Exercise objective:
Reading the listing below, count the lines that contain the word "title" and give that count alone.

Information supplied:
— START —

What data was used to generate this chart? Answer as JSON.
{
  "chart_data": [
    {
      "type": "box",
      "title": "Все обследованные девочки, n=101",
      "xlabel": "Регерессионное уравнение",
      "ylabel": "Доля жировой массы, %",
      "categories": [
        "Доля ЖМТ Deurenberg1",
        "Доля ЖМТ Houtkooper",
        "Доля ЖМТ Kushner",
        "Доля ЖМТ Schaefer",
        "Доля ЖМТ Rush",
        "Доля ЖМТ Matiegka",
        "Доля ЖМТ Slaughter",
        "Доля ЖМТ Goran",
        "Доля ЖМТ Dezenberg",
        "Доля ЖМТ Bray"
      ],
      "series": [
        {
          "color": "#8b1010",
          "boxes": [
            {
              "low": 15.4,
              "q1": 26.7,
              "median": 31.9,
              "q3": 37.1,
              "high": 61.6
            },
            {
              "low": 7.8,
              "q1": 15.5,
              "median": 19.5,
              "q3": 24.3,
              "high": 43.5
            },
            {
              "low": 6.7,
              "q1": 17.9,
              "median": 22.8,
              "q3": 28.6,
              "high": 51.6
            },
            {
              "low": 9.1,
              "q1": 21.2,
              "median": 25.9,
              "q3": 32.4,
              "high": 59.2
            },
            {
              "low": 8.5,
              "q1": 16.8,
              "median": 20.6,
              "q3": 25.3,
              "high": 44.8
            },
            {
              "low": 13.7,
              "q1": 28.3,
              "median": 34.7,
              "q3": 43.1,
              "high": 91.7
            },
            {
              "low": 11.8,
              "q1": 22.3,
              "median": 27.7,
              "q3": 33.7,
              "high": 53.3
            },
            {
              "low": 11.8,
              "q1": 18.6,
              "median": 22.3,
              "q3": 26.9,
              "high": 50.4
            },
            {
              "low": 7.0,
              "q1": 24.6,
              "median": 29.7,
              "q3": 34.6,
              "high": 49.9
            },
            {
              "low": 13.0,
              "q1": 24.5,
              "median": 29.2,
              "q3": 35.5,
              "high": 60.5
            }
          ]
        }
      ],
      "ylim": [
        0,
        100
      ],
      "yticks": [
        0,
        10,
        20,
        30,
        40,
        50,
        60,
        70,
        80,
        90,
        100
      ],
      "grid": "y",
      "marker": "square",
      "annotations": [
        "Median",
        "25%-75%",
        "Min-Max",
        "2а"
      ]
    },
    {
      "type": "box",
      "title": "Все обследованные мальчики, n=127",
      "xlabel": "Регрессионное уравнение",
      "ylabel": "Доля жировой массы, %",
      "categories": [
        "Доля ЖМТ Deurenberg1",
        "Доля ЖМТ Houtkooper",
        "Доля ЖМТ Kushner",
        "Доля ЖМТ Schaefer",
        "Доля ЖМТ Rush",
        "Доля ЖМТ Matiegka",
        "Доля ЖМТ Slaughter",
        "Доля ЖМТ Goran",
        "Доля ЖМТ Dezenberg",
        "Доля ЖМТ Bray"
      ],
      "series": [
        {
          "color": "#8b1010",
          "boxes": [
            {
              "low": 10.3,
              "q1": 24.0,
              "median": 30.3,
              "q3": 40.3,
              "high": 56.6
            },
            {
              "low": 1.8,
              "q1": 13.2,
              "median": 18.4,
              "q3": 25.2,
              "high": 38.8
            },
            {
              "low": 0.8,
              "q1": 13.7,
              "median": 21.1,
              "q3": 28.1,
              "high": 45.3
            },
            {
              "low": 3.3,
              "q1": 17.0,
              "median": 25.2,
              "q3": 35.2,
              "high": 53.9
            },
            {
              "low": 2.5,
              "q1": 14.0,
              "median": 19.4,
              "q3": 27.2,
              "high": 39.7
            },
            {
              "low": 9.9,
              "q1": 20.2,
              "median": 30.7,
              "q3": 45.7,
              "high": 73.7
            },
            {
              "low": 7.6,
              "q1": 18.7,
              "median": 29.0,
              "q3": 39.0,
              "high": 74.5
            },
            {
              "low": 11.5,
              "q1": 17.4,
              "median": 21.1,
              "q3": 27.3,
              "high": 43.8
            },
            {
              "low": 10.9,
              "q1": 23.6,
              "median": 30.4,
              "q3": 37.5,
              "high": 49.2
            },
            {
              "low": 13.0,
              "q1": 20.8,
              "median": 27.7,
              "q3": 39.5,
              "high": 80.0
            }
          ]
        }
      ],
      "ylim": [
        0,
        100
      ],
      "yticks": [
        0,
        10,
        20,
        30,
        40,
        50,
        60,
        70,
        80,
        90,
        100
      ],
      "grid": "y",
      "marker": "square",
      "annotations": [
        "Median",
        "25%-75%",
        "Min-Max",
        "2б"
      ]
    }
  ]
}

— END —

Answer to this task:
2